DATA TO PROCESS –
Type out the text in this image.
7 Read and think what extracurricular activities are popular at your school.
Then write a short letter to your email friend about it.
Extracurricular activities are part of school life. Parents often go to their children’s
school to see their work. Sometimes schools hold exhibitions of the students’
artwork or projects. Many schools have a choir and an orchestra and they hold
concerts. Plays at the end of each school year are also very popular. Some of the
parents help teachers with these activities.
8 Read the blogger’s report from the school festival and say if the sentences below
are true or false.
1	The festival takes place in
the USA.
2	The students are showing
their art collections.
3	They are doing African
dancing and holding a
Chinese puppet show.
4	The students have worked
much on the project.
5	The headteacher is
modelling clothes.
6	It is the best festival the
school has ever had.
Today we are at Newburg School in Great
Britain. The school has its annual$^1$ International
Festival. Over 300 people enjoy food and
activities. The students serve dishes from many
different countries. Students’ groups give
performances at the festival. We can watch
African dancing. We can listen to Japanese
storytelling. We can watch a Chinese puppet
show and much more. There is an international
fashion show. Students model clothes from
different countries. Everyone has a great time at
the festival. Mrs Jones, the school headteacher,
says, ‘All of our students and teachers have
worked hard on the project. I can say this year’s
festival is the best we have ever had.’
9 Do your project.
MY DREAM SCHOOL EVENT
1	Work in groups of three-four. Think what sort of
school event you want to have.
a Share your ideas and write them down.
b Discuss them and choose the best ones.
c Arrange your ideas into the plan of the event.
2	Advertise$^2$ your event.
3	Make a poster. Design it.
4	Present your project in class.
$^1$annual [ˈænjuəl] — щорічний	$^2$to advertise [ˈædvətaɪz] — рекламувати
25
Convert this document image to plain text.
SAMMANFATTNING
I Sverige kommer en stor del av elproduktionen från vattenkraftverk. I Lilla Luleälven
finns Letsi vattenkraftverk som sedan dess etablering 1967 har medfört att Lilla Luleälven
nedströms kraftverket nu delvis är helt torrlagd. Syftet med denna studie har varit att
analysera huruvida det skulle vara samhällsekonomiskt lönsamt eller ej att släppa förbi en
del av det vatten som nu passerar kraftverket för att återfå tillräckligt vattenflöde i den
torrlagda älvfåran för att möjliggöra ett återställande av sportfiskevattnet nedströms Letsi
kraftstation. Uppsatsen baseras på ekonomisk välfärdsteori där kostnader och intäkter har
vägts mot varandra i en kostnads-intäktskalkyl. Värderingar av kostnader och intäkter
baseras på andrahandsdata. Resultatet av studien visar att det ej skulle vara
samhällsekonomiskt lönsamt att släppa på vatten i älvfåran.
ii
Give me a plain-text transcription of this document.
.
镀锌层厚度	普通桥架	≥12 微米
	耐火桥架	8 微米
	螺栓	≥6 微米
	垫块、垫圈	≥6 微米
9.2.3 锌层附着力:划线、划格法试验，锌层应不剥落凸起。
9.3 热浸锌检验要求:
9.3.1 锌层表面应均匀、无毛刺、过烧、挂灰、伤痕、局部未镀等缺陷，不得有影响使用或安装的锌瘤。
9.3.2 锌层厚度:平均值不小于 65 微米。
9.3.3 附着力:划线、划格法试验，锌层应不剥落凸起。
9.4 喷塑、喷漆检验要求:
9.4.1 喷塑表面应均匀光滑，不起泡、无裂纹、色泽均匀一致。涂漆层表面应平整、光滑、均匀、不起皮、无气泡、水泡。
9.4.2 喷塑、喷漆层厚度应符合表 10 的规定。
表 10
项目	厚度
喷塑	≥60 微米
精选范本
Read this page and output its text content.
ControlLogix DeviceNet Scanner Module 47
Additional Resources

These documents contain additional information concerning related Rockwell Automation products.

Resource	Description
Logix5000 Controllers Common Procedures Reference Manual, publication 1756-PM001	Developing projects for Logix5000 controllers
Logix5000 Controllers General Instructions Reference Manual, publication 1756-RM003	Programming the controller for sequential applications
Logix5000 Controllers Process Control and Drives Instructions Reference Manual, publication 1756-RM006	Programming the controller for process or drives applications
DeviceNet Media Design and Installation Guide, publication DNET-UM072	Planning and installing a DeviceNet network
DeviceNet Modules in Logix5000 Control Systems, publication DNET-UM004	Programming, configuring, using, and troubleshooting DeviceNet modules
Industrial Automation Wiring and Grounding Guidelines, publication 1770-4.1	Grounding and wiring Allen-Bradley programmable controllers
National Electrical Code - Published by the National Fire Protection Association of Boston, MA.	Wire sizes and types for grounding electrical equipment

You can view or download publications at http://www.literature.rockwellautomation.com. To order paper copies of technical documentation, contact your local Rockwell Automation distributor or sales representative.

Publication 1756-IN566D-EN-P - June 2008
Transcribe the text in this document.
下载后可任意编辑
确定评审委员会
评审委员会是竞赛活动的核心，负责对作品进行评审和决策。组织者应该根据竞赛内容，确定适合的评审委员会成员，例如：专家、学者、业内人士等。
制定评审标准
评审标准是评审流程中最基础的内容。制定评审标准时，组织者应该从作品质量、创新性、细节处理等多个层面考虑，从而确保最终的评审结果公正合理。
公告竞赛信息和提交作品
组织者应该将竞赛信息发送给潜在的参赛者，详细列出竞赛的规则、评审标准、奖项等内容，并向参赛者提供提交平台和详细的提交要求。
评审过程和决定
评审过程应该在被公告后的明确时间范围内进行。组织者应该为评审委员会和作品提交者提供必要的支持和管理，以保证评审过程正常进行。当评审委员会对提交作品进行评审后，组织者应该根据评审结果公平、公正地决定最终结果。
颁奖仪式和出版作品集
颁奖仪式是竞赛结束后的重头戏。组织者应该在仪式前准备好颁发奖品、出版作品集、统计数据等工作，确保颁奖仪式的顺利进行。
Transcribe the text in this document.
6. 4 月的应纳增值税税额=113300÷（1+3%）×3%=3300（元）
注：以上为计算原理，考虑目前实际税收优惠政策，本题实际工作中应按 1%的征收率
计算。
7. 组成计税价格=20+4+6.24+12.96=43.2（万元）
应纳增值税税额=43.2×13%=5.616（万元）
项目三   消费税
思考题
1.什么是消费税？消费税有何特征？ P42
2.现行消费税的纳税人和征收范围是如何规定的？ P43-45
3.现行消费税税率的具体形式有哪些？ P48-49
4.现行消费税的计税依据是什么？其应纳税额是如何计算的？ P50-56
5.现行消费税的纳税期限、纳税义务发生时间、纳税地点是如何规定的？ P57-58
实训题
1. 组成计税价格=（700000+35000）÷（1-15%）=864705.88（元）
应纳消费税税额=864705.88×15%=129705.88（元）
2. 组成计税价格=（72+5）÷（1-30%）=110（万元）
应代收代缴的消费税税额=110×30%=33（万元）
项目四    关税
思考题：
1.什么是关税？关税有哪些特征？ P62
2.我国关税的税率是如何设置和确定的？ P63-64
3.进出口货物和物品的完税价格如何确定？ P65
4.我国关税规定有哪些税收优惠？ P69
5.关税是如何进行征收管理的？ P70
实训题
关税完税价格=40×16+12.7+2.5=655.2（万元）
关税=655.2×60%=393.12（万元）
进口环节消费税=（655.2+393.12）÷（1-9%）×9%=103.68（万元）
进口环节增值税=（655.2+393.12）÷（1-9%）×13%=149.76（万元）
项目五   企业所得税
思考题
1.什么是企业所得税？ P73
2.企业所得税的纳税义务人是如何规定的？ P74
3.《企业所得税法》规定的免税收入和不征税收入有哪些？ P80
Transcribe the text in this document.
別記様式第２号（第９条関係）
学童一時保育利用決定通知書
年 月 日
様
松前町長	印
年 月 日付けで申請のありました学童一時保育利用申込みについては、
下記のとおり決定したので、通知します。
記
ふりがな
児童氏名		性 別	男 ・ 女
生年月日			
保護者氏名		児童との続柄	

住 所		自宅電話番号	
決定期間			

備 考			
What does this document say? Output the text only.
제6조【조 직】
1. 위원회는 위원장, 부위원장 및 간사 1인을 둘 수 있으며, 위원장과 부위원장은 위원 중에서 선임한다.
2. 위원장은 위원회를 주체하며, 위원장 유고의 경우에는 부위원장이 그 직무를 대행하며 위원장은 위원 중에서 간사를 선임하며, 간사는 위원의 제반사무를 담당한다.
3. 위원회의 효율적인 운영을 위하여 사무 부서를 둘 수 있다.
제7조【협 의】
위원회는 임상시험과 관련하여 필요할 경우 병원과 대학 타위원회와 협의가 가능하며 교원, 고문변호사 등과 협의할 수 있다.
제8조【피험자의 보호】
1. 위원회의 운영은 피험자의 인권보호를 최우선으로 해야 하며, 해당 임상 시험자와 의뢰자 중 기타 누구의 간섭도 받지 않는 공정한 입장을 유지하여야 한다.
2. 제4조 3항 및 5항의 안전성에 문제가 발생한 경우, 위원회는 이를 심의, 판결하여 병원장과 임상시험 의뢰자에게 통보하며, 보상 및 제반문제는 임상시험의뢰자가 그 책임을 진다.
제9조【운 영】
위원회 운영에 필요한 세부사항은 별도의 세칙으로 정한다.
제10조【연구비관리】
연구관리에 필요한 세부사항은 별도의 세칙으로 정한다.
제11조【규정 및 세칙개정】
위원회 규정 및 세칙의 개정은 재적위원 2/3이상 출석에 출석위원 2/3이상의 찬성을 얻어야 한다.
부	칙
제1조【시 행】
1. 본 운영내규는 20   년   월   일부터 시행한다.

TASK BRIEF – From the records, copy every line that has the string "headteacher" in it.

THE SOLUTION –
5	The headteacher is
the festival. Mrs Jones, the school headteacher,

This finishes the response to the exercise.